Stored data
━━━━━━
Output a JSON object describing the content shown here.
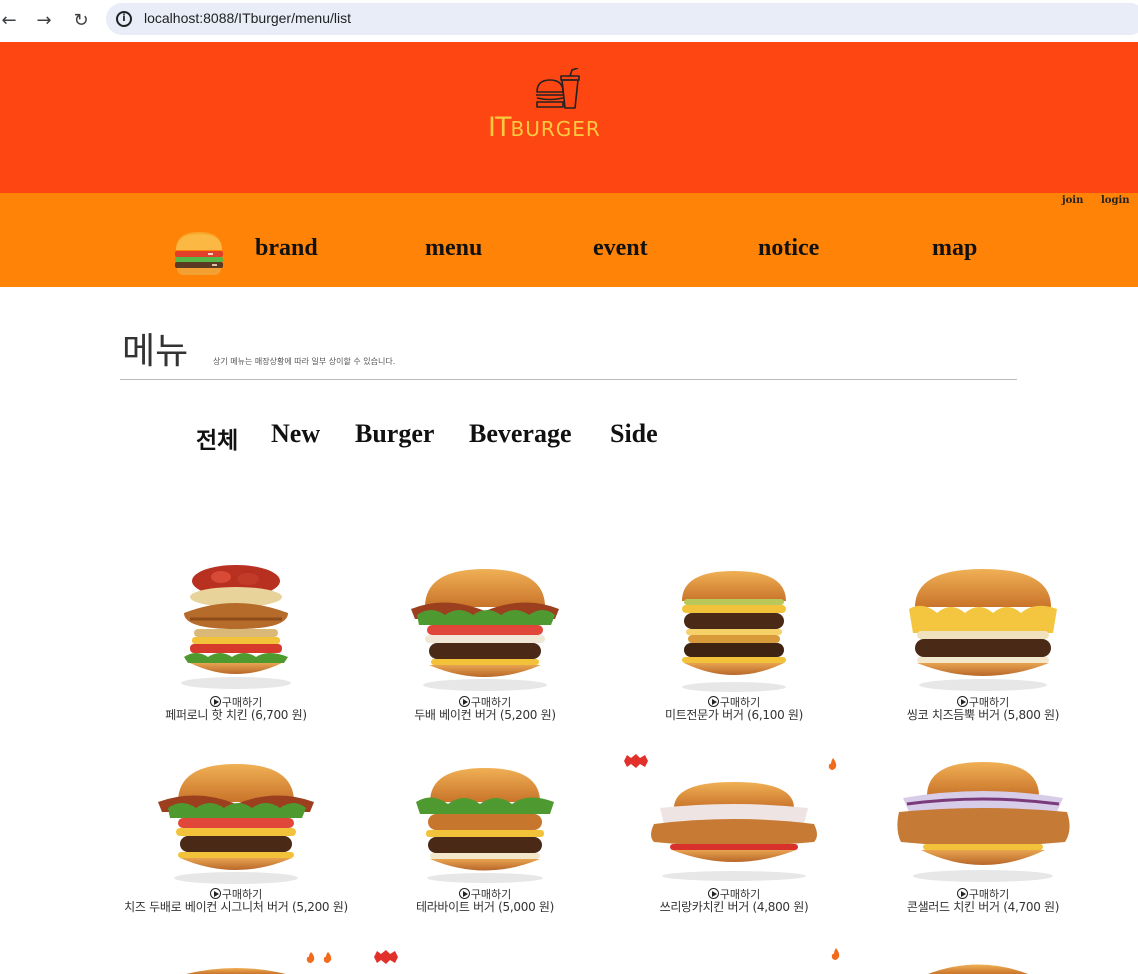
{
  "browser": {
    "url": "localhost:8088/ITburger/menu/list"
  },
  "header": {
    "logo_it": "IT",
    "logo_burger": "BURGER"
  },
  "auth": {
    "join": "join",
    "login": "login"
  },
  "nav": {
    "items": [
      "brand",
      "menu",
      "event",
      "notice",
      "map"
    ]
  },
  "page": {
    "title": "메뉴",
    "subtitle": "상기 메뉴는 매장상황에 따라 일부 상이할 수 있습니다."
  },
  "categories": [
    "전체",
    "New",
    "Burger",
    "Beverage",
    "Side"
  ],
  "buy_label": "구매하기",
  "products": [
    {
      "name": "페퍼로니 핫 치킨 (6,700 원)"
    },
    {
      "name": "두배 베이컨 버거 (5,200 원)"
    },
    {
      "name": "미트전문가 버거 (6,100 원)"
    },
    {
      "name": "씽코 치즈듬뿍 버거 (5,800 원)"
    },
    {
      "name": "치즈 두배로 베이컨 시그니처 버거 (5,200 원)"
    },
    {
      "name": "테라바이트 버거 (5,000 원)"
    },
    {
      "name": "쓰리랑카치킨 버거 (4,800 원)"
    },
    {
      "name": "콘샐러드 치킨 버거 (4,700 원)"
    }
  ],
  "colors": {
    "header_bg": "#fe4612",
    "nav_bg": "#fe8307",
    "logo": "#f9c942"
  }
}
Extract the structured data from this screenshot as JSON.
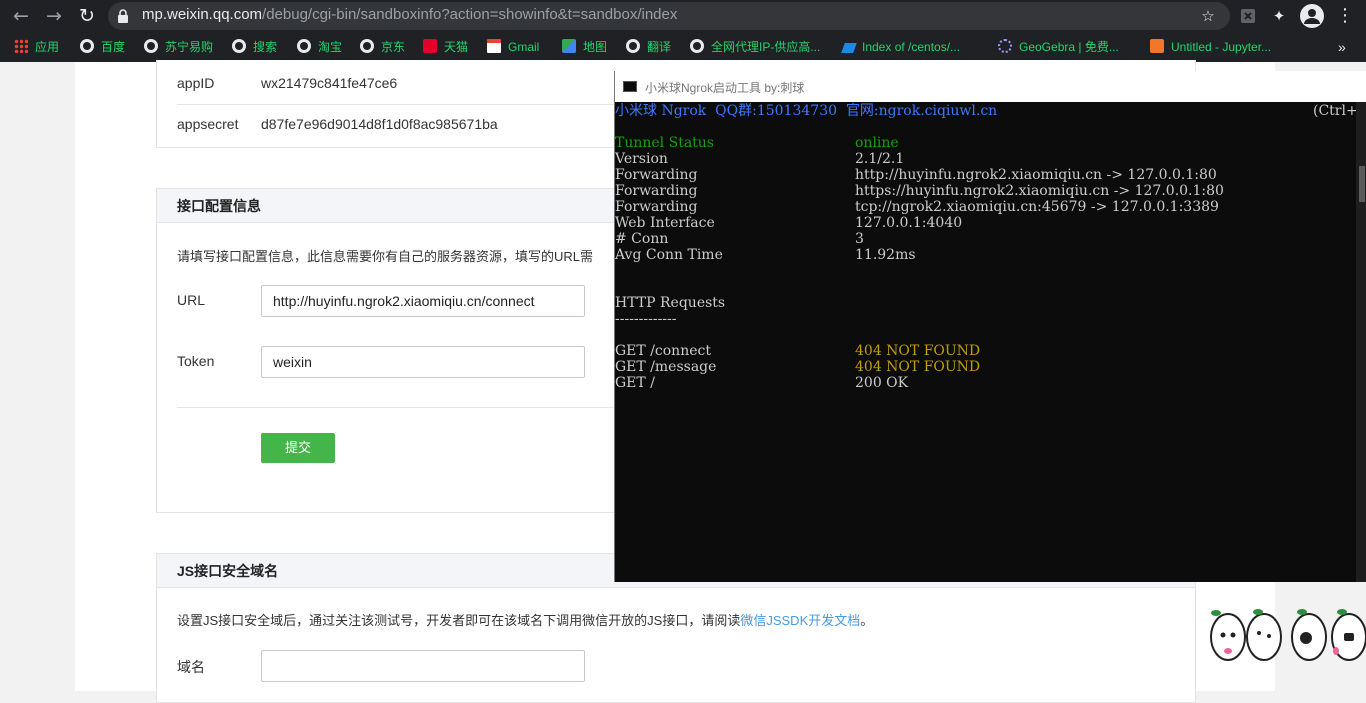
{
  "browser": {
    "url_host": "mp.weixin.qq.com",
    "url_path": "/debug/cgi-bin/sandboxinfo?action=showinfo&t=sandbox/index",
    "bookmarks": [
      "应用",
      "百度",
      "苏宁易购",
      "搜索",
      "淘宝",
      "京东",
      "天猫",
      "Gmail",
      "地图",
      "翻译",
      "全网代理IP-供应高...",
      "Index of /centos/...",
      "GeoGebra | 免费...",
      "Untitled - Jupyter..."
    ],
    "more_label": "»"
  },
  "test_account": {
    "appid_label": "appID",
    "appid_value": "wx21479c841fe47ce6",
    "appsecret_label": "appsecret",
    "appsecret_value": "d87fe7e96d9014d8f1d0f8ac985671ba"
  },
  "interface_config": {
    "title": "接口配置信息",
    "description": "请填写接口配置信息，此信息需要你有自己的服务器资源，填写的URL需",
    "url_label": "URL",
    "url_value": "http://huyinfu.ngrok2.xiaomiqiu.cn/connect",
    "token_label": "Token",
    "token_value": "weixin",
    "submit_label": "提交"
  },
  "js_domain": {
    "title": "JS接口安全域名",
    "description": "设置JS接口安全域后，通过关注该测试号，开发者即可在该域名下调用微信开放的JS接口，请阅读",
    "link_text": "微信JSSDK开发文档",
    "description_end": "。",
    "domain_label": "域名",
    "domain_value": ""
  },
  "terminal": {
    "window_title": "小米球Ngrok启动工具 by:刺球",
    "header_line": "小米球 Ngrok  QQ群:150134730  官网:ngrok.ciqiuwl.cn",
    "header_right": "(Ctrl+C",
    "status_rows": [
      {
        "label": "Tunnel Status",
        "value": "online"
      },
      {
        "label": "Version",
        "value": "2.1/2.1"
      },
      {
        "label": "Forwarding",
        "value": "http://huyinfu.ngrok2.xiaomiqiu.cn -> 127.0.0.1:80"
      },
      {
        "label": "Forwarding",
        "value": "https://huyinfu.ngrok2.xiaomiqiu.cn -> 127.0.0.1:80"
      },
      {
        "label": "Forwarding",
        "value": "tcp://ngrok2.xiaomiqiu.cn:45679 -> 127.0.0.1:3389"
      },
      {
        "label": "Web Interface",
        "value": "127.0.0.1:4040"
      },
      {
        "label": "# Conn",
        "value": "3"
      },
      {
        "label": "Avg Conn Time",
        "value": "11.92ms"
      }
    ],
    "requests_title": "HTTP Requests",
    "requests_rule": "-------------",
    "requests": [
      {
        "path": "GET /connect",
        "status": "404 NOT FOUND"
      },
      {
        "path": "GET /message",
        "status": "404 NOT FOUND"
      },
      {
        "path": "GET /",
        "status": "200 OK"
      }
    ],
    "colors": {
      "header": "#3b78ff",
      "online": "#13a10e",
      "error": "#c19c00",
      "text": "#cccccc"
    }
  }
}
━━━━━━
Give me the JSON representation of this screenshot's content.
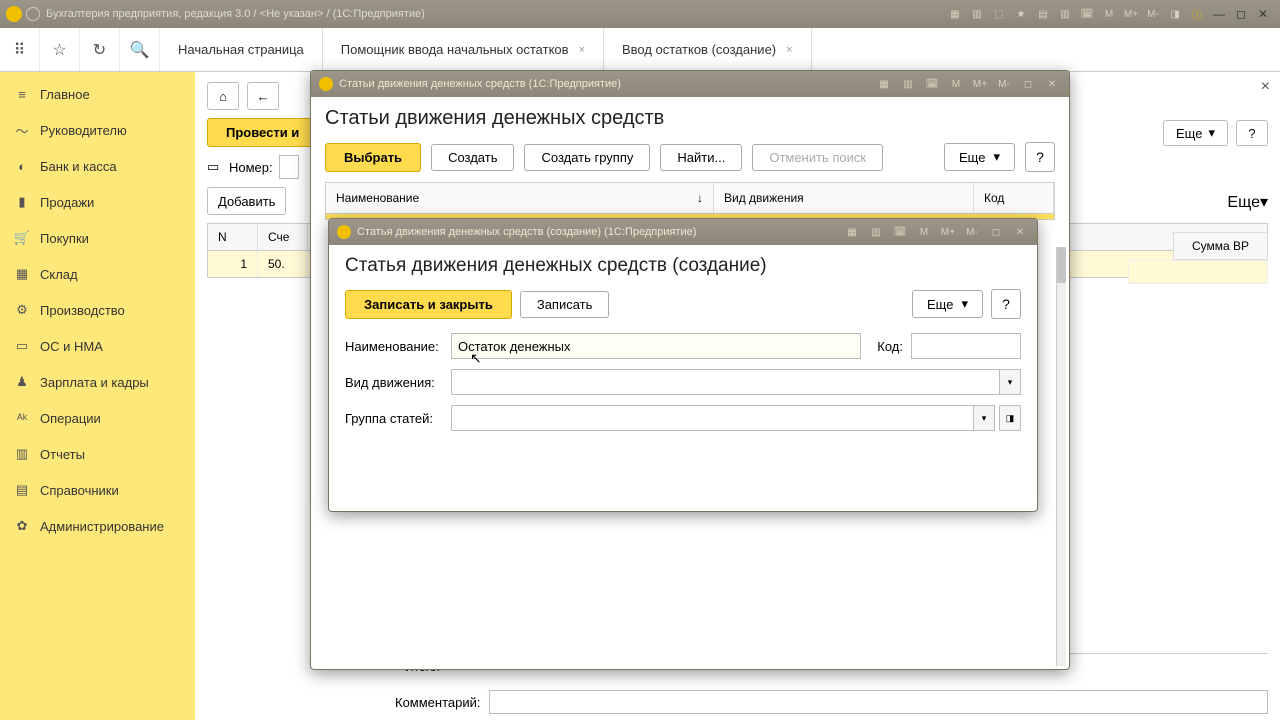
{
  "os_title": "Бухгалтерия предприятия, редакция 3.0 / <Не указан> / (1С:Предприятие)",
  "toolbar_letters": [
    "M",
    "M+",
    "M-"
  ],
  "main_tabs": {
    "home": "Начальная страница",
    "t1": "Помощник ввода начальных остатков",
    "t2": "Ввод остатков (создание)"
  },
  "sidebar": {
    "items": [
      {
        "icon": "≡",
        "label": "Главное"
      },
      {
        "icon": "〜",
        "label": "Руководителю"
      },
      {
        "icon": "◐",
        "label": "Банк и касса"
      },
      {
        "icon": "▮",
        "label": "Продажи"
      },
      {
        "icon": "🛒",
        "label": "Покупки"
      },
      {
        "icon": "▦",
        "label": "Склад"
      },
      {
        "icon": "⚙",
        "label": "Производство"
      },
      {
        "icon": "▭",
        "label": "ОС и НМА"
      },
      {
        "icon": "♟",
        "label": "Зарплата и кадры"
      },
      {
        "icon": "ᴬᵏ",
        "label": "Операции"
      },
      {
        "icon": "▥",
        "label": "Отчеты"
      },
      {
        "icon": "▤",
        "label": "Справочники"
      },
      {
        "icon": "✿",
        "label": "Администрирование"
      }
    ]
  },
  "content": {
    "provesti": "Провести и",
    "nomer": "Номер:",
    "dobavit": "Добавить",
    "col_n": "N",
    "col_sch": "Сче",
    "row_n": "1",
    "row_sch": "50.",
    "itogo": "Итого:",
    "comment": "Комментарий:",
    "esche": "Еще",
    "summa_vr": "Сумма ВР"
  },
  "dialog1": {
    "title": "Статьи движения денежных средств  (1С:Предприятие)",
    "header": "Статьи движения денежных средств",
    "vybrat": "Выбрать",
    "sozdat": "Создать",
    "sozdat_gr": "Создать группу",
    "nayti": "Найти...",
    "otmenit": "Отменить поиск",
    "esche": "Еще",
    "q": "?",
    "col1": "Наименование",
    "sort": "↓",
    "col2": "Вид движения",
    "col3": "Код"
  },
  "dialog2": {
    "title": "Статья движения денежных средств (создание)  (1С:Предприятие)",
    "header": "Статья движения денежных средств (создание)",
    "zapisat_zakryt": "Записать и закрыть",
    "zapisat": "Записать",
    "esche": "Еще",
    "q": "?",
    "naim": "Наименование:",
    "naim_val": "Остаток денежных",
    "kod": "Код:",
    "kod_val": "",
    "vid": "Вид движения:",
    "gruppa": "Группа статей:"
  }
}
━━━━━━
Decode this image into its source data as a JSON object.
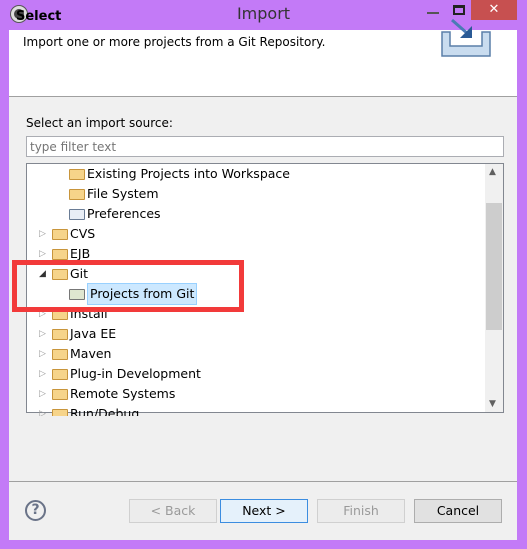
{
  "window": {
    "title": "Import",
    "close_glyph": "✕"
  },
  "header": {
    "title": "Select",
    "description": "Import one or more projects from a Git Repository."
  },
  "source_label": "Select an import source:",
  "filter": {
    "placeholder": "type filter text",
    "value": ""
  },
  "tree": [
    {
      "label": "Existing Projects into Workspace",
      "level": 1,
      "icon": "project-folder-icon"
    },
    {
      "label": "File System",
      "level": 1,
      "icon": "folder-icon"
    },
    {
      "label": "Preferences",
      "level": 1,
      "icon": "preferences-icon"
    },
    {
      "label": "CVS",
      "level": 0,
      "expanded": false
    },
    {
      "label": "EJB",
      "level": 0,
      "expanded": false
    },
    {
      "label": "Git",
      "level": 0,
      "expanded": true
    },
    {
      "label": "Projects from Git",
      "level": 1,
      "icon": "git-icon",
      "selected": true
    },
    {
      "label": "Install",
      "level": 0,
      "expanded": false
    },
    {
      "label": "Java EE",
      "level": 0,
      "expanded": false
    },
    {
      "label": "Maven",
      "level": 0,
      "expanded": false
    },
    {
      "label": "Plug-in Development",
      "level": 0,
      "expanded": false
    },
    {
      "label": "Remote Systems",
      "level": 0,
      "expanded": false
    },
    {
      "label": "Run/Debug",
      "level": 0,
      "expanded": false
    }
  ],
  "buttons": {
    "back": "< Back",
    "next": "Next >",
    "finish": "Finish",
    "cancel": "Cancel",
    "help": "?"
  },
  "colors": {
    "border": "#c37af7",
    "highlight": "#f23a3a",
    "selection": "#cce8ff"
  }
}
━━━━━━
◆ PROBLEM
Select and copy every line from the records that includes the word "menu".

◆ THE RESPONSE
    "url": "localhost:8088/ITburger/menu/list"
      "menu",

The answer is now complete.